(Structured figure records)
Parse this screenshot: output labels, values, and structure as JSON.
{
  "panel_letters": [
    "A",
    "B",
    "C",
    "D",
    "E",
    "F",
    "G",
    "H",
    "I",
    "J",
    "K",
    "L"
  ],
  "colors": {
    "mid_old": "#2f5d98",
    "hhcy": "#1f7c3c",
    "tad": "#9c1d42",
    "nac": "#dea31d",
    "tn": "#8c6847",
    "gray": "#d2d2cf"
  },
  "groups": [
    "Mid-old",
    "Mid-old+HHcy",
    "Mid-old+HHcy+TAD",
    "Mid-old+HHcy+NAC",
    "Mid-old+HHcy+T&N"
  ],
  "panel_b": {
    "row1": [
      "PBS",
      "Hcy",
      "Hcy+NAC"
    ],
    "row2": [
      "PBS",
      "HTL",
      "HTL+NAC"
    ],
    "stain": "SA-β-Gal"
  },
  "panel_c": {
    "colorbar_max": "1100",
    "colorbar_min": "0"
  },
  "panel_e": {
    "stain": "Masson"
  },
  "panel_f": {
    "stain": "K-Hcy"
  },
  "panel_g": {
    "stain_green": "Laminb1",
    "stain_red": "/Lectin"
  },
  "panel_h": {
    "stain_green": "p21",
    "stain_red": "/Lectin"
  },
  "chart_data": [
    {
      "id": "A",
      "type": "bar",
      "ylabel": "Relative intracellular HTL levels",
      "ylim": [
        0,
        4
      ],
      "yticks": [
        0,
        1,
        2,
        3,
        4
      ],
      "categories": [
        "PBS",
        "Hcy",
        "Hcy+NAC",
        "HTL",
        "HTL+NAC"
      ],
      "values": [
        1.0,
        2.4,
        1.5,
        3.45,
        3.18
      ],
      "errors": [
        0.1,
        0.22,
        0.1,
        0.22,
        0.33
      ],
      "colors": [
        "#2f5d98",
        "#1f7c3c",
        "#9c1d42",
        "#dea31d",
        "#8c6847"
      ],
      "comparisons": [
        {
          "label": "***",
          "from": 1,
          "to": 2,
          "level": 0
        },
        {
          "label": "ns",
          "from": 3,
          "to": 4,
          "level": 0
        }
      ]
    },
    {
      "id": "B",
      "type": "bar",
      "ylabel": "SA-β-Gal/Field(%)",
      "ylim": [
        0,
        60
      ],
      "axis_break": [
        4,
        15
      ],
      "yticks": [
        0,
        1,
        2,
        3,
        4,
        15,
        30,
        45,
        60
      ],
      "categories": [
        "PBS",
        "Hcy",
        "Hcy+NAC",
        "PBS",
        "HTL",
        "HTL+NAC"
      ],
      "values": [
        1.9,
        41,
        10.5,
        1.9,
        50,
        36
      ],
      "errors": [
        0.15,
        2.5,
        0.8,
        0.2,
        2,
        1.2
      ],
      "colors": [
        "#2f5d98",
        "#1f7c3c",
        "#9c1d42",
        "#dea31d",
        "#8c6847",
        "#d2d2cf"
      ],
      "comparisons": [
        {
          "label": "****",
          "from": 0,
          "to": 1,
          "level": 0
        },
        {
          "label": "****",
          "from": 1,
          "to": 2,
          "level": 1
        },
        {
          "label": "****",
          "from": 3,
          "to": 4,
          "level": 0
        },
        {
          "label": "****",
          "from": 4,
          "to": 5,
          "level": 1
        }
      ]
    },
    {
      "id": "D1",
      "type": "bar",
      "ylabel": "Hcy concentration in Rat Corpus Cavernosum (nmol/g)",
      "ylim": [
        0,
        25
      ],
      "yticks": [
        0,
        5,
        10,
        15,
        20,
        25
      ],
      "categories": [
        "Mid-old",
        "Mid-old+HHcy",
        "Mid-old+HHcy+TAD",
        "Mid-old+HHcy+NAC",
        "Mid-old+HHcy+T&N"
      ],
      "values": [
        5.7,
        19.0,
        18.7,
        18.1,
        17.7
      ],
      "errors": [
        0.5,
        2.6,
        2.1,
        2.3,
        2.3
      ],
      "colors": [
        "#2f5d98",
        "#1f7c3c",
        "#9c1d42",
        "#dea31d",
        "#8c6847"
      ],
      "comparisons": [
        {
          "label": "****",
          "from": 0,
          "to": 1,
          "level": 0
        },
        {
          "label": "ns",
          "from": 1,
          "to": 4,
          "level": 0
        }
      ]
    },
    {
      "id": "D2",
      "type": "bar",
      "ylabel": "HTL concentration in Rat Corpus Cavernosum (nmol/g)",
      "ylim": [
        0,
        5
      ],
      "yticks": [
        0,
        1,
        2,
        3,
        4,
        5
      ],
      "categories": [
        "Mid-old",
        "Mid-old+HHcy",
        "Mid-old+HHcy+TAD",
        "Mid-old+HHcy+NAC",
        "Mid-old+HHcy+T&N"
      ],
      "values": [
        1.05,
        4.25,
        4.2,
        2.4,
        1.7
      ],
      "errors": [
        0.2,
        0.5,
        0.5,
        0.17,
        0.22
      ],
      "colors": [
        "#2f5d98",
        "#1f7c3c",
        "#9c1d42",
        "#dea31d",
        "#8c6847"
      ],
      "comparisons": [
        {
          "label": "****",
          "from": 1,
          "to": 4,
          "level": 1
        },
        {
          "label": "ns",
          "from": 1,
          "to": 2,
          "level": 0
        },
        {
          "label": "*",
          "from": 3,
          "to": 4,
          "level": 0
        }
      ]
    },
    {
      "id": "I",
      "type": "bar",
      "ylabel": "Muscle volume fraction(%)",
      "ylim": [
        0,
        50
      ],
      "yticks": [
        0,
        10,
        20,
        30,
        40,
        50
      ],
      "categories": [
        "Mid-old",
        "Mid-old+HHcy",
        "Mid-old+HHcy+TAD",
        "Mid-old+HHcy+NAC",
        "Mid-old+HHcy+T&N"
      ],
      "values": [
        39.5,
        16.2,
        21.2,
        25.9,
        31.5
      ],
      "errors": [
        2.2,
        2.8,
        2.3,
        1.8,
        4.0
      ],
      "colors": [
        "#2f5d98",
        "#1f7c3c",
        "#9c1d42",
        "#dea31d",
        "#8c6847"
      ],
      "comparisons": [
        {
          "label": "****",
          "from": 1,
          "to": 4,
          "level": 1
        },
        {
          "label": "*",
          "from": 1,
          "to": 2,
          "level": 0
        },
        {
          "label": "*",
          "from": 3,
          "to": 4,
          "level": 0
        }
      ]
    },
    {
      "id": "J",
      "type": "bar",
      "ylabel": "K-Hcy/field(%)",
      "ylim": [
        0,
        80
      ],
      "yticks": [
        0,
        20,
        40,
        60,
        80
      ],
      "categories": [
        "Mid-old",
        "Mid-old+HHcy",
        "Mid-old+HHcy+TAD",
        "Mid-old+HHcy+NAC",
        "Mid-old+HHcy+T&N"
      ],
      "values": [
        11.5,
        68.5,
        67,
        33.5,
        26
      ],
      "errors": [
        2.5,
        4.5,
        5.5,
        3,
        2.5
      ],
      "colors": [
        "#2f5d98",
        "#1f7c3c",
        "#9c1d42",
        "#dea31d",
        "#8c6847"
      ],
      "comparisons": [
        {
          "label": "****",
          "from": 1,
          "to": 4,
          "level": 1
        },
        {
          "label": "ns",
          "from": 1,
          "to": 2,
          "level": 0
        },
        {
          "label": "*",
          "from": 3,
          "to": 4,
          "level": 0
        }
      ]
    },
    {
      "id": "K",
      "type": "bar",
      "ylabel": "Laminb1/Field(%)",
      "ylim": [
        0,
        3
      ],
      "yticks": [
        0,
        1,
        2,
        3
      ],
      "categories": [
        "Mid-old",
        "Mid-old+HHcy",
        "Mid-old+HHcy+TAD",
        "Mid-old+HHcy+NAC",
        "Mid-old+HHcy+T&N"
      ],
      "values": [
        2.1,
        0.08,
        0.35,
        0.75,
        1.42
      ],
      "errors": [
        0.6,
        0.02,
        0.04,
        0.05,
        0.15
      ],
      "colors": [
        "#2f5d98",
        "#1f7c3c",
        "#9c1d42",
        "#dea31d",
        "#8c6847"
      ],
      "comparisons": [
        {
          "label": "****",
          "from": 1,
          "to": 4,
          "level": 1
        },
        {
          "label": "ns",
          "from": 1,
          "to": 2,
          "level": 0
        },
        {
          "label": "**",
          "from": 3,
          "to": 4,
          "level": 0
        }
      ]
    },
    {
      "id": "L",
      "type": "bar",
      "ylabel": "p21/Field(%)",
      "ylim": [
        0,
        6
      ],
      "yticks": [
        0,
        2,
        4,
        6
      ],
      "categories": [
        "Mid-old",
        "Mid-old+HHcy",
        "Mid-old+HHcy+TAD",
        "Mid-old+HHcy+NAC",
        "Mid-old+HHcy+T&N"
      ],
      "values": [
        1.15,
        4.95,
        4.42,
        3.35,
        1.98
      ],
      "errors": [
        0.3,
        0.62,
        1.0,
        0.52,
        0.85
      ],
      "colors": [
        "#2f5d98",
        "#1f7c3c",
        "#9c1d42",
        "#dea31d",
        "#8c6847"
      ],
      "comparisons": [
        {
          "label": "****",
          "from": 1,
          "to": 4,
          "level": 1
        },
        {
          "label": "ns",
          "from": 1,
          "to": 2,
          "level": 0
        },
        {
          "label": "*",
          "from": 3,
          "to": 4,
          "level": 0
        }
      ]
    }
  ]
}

(Problem requirements) From the entries above, pull out each line that includes "Corpus".

(Output below)
      "ylabel": "Hcy concentration in Rat Corpus Cavernosum (nmol/g)",
      "ylabel": "HTL concentration in Rat Corpus Cavernosum (nmol/g)",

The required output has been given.